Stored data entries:
▽

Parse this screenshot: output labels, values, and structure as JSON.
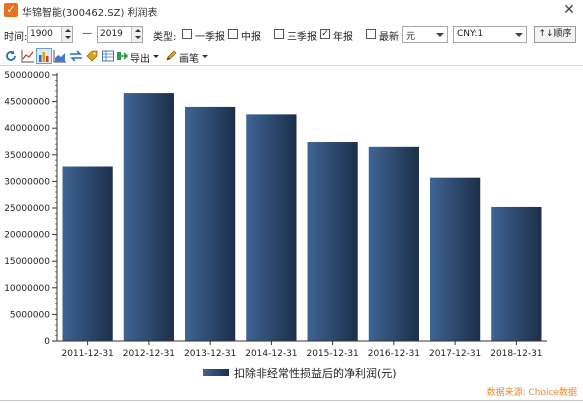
{
  "window": {
    "title": "华锦智能(300462.SZ) 利润表",
    "close_label": "✕"
  },
  "toolbar": {
    "time_label": "时间:",
    "start_year": "1900",
    "dash": "—",
    "end_year": "2019",
    "type_label": "类型:",
    "q1_label": "一季报",
    "interim_label": "中报",
    "q3_label": "三季报",
    "annual_label": "年报",
    "latest_label": "最新",
    "unit_value": "元",
    "currency_value": "CNY:1",
    "sort_label": "↑↓顺序"
  },
  "toolbar2": {
    "export_label": "导出",
    "brush_label": "画笔",
    "icons": [
      "refresh-icon",
      "line-chart-icon",
      "bar-chart-icon",
      "area-chart-icon",
      "swap-icon",
      "tag-icon",
      "table-icon",
      "export-icon",
      "pencil-icon"
    ]
  },
  "chart_data": {
    "type": "bar",
    "categories": [
      "2011-12-31",
      "2012-12-31",
      "2013-12-31",
      "2014-12-31",
      "2015-12-31",
      "2016-12-31",
      "2017-12-31",
      "2018-12-31"
    ],
    "series": [
      {
        "name": "扣除非经常性损益后的净利润(元)",
        "values": [
          32800000,
          46600000,
          44000000,
          42600000,
          37400000,
          36500000,
          30700000,
          25200000
        ]
      }
    ],
    "yticks": [
      0,
      5000000,
      10000000,
      15000000,
      20000000,
      25000000,
      30000000,
      35000000,
      40000000,
      45000000,
      50000000
    ],
    "yticks_text": [
      "0",
      "5000000",
      "10000000",
      "15000000",
      "20000000",
      "25000000",
      "30000000",
      "35000000",
      "40000000",
      "45000000",
      "50000000"
    ],
    "ylim": [
      0,
      50000000
    ],
    "grid": false,
    "legend_position": "bottom-center",
    "colors": {
      "bar_light": "#3f6494",
      "bar_dark": "#1c2f4a",
      "axis": "#333333"
    }
  },
  "footer": {
    "source_label": "数据来源: Choice数据"
  }
}
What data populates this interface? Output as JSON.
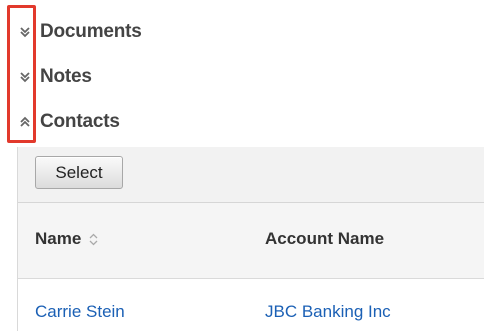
{
  "subpanels": [
    {
      "title": "Documents",
      "toggle_icon": "chevron-double-down-icon",
      "state": "collapsed"
    },
    {
      "title": "Notes",
      "toggle_icon": "chevron-double-down-icon",
      "state": "collapsed"
    },
    {
      "title": "Contacts",
      "toggle_icon": "chevron-double-up-icon",
      "state": "expanded"
    }
  ],
  "contacts_panel": {
    "select_button_label": "Select",
    "columns": [
      {
        "label": "Name",
        "sortable": true,
        "sort_icon": "sort-arrows-icon"
      },
      {
        "label": "Account Name",
        "sortable": false
      }
    ],
    "rows": [
      {
        "name": "Carrie Stein",
        "account_name": "JBC Banking Inc"
      }
    ]
  },
  "colors": {
    "highlight": "#e2392c",
    "link": "#1b60b5",
    "title": "#444444"
  }
}
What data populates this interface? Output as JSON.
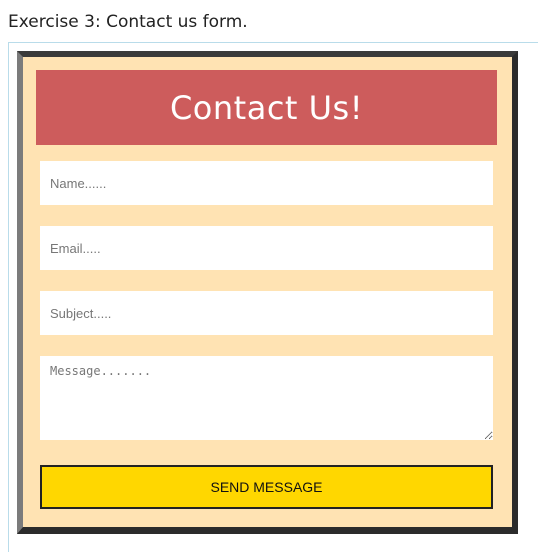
{
  "page": {
    "exercise_title": "Exercise 3: Contact us form."
  },
  "form": {
    "title": "Contact Us!",
    "name_placeholder": "Name......",
    "email_placeholder": "Email.....",
    "subject_placeholder": "Subject.....",
    "message_placeholder": "Message.......",
    "submit_label": "SEND MESSAGE"
  },
  "colors": {
    "form_background": "#ffe3b3",
    "header_background": "#cd5c5c",
    "button_background": "#ffd700",
    "border": "#2b2b2b"
  }
}
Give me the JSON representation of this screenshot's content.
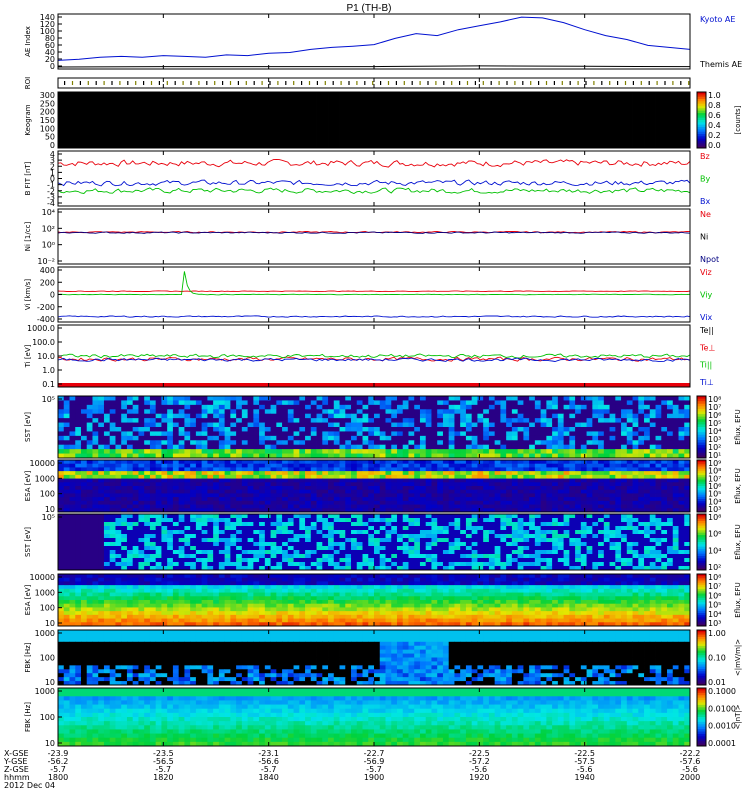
{
  "title": "P1 (TH-B)",
  "footer": {
    "row_labels": [
      "X-GSE",
      "Y-GSE",
      "Z-GSE",
      "hhmm",
      "2012 Dec 04"
    ],
    "columns": [
      {
        "x": "-23.9",
        "y": "-56.2",
        "z": "-5.7",
        "t": "1800"
      },
      {
        "x": "-23.5",
        "y": "-56.5",
        "z": "-5.7",
        "t": "1820"
      },
      {
        "x": "-23.1",
        "y": "-56.6",
        "z": "-5.7",
        "t": "1840"
      },
      {
        "x": "-22.7",
        "y": "-56.9",
        "z": "-5.7",
        "t": "1900"
      },
      {
        "x": "-22.5",
        "y": "-57.2",
        "z": "-5.6",
        "t": "1920"
      },
      {
        "x": "-22.5",
        "y": "-57.5",
        "z": "-5.6",
        "t": "1940"
      },
      {
        "x": "-22.2",
        "y": "-57.6",
        "z": "-5.6",
        "t": "2000"
      }
    ]
  },
  "colors": {
    "red": "#e8000b",
    "green": "#00c000",
    "blue": "#0010d0",
    "black": "#000000",
    "navy": "#000080"
  },
  "chart_data": [
    {
      "type": "line",
      "id": "ae",
      "ylabel": "AE Index",
      "yticks": [
        "140",
        "120",
        "100",
        "80",
        "60",
        "40",
        "20",
        "0"
      ],
      "ylim": [
        0,
        140
      ],
      "series": [
        {
          "name": "Kyoto AE",
          "color": "#0010d0",
          "x": [
            0,
            4,
            8,
            12,
            16,
            20,
            24,
            28,
            32,
            36,
            40,
            44,
            48,
            52,
            56,
            60,
            64,
            68,
            72,
            76,
            80,
            84,
            88,
            92,
            96,
            100,
            104,
            108,
            112,
            116,
            120
          ],
          "values": [
            22,
            25,
            30,
            32,
            30,
            34,
            32,
            30,
            36,
            34,
            40,
            42,
            50,
            55,
            58,
            62,
            78,
            90,
            85,
            100,
            110,
            120,
            132,
            130,
            118,
            100,
            85,
            75,
            60,
            55,
            50
          ]
        },
        {
          "name": "Themis AE",
          "color": "#000000",
          "x": [
            0,
            20,
            40,
            60,
            80,
            100,
            120
          ],
          "values": [
            5,
            6,
            6,
            6,
            8,
            7,
            6
          ]
        }
      ]
    },
    {
      "type": "table",
      "id": "roi",
      "ylabel": "ROI"
    },
    {
      "type": "heatmap",
      "id": "keogram",
      "ylabel": "Keogram",
      "yticks": [
        "300",
        "250",
        "200",
        "150",
        "100",
        "50",
        "0"
      ],
      "colorbar": {
        "label": "[counts]",
        "ticks": [
          "1.0",
          "0.8",
          "0.6",
          "0.4",
          "0.2",
          "0.0"
        ]
      }
    },
    {
      "type": "line",
      "id": "bfield",
      "ylabel": "B FIT [nT]",
      "yticks": [
        "4",
        "3",
        "2",
        "1",
        "0",
        "-1",
        "-2",
        "-3",
        "-4"
      ],
      "ylim": [
        -4,
        4
      ],
      "series": [
        {
          "name": "Bz",
          "color": "#e8000b"
        },
        {
          "name": "By",
          "color": "#00c000"
        },
        {
          "name": "Bx",
          "color": "#0010d0"
        }
      ]
    },
    {
      "type": "line",
      "id": "density",
      "ylabel": "Ni [1/cc]",
      "yticks": [
        "10⁴",
        "10²",
        "10⁰",
        "10⁻²"
      ],
      "series": [
        {
          "name": "Ne",
          "color": "#e8000b"
        },
        {
          "name": "Ni",
          "color": "#000000"
        },
        {
          "name": "Npot",
          "color": "#000080"
        }
      ]
    },
    {
      "type": "line",
      "id": "velocity",
      "ylabel": "Vi [km/s]",
      "yticks": [
        "400",
        "200",
        "0",
        "-200",
        "-400"
      ],
      "ylim": [
        -400,
        400
      ],
      "series": [
        {
          "name": "Viz",
          "color": "#e8000b"
        },
        {
          "name": "Viy",
          "color": "#00c000"
        },
        {
          "name": "Vix",
          "color": "#0010d0"
        }
      ]
    },
    {
      "type": "line",
      "id": "temp",
      "ylabel": "Ti [eV]",
      "yticks": [
        "1000.0",
        "100.0",
        "10.0",
        "1.0",
        "0.1"
      ],
      "series": [
        {
          "name": "Te||",
          "color": "#000000"
        },
        {
          "name": "Te⊥",
          "color": "#e8000b"
        },
        {
          "name": "Ti||",
          "color": "#00c000"
        },
        {
          "name": "Ti⊥",
          "color": "#0010d0"
        }
      ]
    },
    {
      "type": "heatmap",
      "id": "sst_e",
      "ylabel": "SST [eV]",
      "yticks": [
        "10⁵"
      ],
      "colorbar": {
        "label": "Eflux, EFU",
        "ticks": [
          "10⁸",
          "10⁷",
          "10⁶",
          "10⁵",
          "10⁴",
          "10³",
          "10²",
          "10¹"
        ]
      }
    },
    {
      "type": "heatmap",
      "id": "esa_e",
      "ylabel": "ESA [eV]",
      "yticks": [
        "10000",
        "1000",
        "100",
        "10"
      ],
      "colorbar": {
        "label": "Eflux, EFU",
        "ticks": [
          "10⁹",
          "10⁸",
          "10⁷",
          "10⁶",
          "10⁵",
          "10⁴",
          "10³"
        ]
      }
    },
    {
      "type": "heatmap",
      "id": "sst_i",
      "ylabel": "SST [eV]",
      "yticks": [
        "10⁵"
      ],
      "colorbar": {
        "label": "Eflux, EFU",
        "ticks": [
          "10⁸",
          "10⁶",
          "10⁴",
          "10²"
        ]
      }
    },
    {
      "type": "heatmap",
      "id": "esa_i",
      "ylabel": "ESA [eV]",
      "yticks": [
        "10000",
        "1000",
        "100",
        "10"
      ],
      "colorbar": {
        "label": "Eflux, EFU",
        "ticks": [
          "10⁸",
          "10⁷",
          "10⁶",
          "10⁵",
          "10⁴",
          "10³"
        ]
      }
    },
    {
      "type": "heatmap",
      "id": "fbk_e",
      "ylabel": "FBK [Hz]",
      "yticks": [
        "1000",
        "100",
        "10"
      ],
      "colorbar": {
        "label": "<|mV/m|>",
        "ticks": [
          "1.00",
          "0.10",
          "0.01"
        ]
      }
    },
    {
      "type": "heatmap",
      "id": "fbk_b",
      "ylabel": "FBK [Hz]",
      "yticks": [
        "1000",
        "100",
        "10"
      ],
      "colorbar": {
        "label": "<|nT|>",
        "ticks": [
          "0.1000",
          "0.0100",
          "0.0010",
          "0.0001"
        ]
      }
    }
  ]
}
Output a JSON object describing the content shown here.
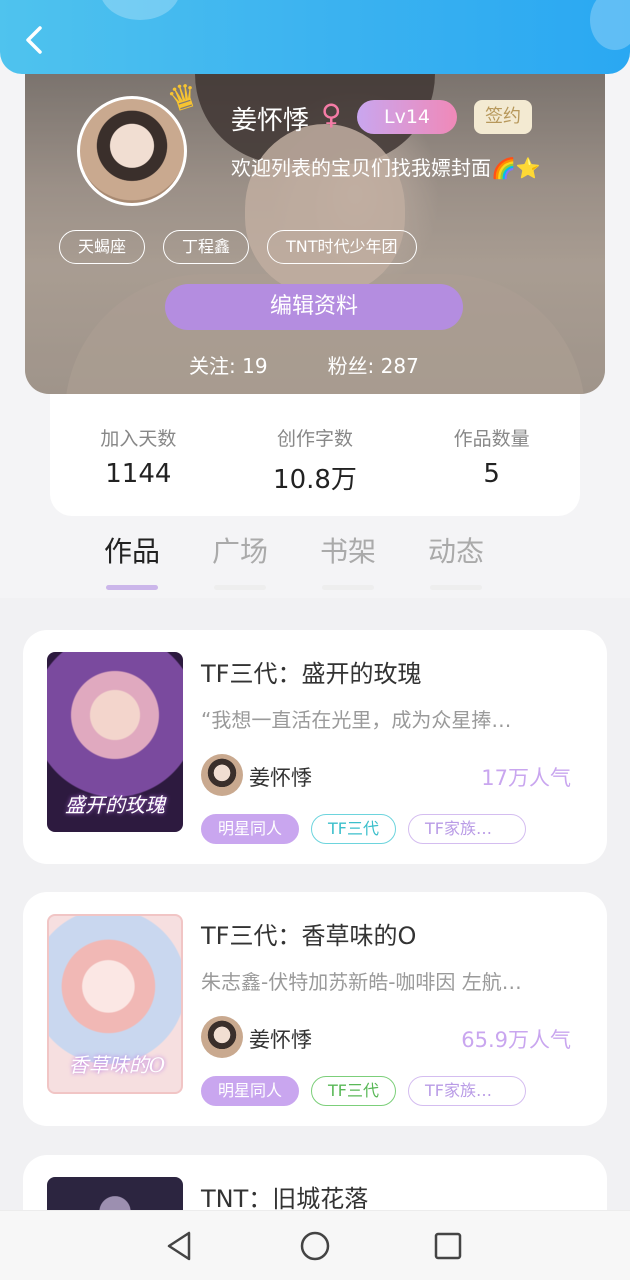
{
  "profile": {
    "nickname": "姜怀悸",
    "gender_symbol": "♀",
    "level": "Lv14",
    "sign_badge": "签约",
    "intro": "欢迎列表的宝贝们找我嫖封面🌈⭐",
    "tags": [
      "天蝎座",
      "丁程鑫",
      "TNT时代少年团"
    ],
    "edit_button": "编辑资料",
    "follow_label": "关注:",
    "follow_count": "19",
    "fans_label": "粉丝:",
    "fans_count": "287"
  },
  "stats": [
    {
      "label": "加入天数",
      "value": "1144"
    },
    {
      "label": "创作字数",
      "value": "10.8万"
    },
    {
      "label": "作品数量",
      "value": "5"
    }
  ],
  "tabs": [
    "作品",
    "广场",
    "书架",
    "动态"
  ],
  "works": [
    {
      "title": "TF三代：盛开的玫瑰",
      "desc": "“我想一直活在光里，成为众星捧…",
      "author": "姜怀悸",
      "heat": "17万人气",
      "cover_text": "盛开的玫瑰",
      "tags": [
        "明星同人",
        "TF三代",
        "TF家族…"
      ]
    },
    {
      "title": "TF三代：香草味的O",
      "desc": "朱志鑫-伏特加苏新皓-咖啡因 左航…",
      "author": "姜怀悸",
      "heat": "65.9万人气",
      "cover_text": "香草味的O",
      "tags": [
        "明星同人",
        "TF三代",
        "TF家族…"
      ]
    },
    {
      "title": "TNT：旧城花落"
    }
  ],
  "colors": {
    "topbar": "#3cb3f0",
    "accent_purple": "#c9a6ef",
    "edit_button": "#b48de0"
  },
  "icons": {
    "back": "back-arrow-icon",
    "crown": "crown-icon",
    "nav_back": "triangle-back-icon",
    "nav_home": "circle-home-icon",
    "nav_recent": "square-recent-icon"
  }
}
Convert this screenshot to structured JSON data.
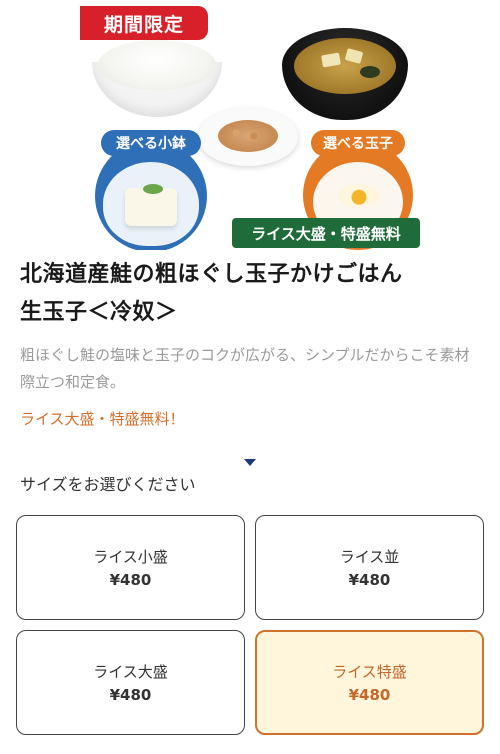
{
  "hero": {
    "limited_badge": "期間限定",
    "left_circle_label": "選べる小鉢",
    "right_circle_label": "選べる玉子",
    "banner": "ライス大盛・特盛無料"
  },
  "product": {
    "title_line1": "北海道産鮭の粗ほぐし玉子かけごはん",
    "title_line2": "生玉子＜冷奴＞",
    "description": "粗ほぐし鮭の塩味と玉子のコクが広がる、シンプルだからこそ素材際立つ和定食。",
    "promo": "ライス大盛・特盛無料！"
  },
  "size_section": {
    "label": "サイズをお選びください",
    "options": [
      {
        "name": "ライス小盛",
        "price": "¥480"
      },
      {
        "name": "ライス並",
        "price": "¥480"
      },
      {
        "name": "ライス大盛",
        "price": "¥480"
      },
      {
        "name": "ライス特盛",
        "price": "¥480"
      }
    ],
    "selected_index": 3
  },
  "colors": {
    "badge_red": "#d8202a",
    "blue": "#2e6fb8",
    "orange": "#e57a25",
    "banner_green": "#1f6b3a",
    "selected_border": "#d0722e"
  }
}
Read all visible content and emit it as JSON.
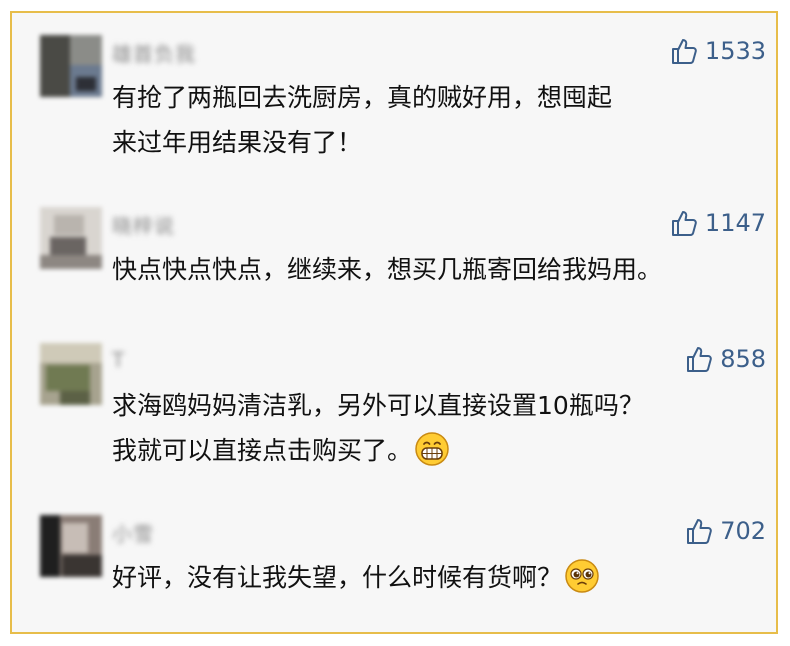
{
  "comments": [
    {
      "username": "雄首负我",
      "likes": "1533",
      "lines": [
        "有抢了两瓶回去洗厨房，真的贼好用，想囤起",
        "来过年用结果没有了！"
      ],
      "avatar_colors": [
        "#4a4a45",
        "#8b8c88",
        "#6b7a8f",
        "#2d2f36"
      ]
    },
    {
      "username": "晓梓说",
      "likes": "1147",
      "lines": [
        "快点快点快点，继续来，想买几瓶寄回给我妈用。"
      ],
      "avatar_colors": [
        "#d9d5d0",
        "#6a6562",
        "#b9b4ae",
        "#8d8782"
      ]
    },
    {
      "username": "T",
      "likes": "858",
      "lines": [
        "求海鸥妈妈清洁乳，另外可以直接设置10瓶吗？",
        "我就可以直接点击购买了。"
      ],
      "emoji": "grin-emoji",
      "avatar_colors": [
        "#707a52",
        "#a7a38f",
        "#cfcab8",
        "#5c6146"
      ]
    },
    {
      "username": "小雪",
      "likes": "702",
      "lines": [
        "好评，没有让我失望，什么时候有货啊？"
      ],
      "emoji": "pleading-emoji",
      "avatar_colors": [
        "#1f1f1f",
        "#8a7d76",
        "#c7bdb6",
        "#3a3532"
      ]
    }
  ],
  "colors": {
    "border": "#e7bd4a",
    "likes": "#3c5f8a",
    "text": "#111111"
  }
}
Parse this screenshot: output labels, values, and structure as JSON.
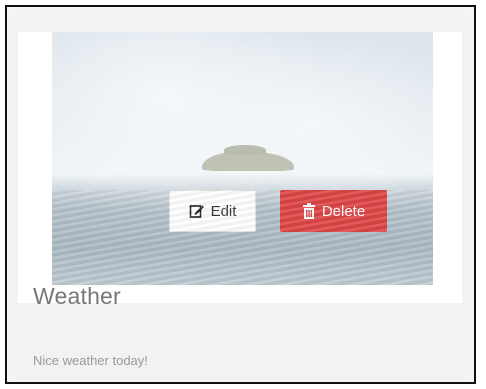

△

INSTRUCTIONS TO FOLLOW:
Determine the number of lines containing "likes". Write only that number.

RESULT:
5